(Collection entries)
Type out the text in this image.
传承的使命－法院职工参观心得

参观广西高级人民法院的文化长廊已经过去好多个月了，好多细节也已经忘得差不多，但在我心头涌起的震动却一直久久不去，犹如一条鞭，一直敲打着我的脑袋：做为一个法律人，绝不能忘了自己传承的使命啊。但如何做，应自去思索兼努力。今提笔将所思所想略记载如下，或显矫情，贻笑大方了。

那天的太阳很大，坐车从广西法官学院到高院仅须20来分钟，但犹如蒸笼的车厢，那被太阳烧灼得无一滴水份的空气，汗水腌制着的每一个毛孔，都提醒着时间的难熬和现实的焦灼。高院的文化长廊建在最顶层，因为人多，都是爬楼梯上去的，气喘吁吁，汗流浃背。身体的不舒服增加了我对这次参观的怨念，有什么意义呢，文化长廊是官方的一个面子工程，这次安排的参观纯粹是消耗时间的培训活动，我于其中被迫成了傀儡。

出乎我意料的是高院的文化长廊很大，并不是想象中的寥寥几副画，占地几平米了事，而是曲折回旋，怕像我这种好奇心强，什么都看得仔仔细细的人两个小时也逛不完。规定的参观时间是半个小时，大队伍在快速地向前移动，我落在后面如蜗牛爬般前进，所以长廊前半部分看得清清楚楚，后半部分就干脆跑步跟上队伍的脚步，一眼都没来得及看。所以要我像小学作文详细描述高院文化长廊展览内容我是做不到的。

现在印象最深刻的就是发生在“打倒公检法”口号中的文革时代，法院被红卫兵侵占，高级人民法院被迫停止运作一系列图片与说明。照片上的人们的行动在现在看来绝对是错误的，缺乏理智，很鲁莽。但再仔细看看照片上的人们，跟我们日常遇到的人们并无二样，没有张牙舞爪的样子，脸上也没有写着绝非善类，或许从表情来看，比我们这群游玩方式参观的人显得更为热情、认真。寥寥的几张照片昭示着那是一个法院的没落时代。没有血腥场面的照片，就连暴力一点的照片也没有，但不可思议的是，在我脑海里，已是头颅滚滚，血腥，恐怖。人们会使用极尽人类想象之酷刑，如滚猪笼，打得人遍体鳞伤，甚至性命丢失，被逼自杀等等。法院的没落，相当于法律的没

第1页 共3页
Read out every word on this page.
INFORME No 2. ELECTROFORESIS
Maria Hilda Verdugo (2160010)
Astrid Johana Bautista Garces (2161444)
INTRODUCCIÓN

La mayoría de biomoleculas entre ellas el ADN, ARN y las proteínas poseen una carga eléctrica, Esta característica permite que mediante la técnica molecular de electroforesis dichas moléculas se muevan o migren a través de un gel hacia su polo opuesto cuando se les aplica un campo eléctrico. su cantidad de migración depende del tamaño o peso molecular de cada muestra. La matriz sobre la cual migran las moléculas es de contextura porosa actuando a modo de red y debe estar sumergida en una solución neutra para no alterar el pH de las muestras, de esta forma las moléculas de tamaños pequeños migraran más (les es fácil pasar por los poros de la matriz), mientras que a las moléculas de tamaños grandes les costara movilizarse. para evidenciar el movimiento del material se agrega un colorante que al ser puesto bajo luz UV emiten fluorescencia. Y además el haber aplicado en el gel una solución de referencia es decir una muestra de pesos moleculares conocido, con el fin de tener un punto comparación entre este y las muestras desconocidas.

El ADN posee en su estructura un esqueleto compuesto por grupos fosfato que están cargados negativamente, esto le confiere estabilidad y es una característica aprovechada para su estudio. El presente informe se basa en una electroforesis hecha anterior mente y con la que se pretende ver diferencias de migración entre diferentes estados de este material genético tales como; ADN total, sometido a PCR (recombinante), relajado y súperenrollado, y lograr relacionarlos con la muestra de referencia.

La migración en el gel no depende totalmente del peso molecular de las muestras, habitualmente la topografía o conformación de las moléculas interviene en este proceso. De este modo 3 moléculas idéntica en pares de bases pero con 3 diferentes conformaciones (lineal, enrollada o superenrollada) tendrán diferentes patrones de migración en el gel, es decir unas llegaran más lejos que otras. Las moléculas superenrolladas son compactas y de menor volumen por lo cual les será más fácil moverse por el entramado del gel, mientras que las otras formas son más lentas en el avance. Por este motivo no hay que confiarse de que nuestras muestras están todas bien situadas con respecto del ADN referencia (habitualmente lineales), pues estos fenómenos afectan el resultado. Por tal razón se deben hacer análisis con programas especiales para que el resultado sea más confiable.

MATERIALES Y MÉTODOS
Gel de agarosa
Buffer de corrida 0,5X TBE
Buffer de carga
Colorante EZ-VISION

→ What the task requires
From the entries above, copy each line holding "Buffer".

→ Result of the task
Buffer de corrida 0,5X TBE
Buffer de carga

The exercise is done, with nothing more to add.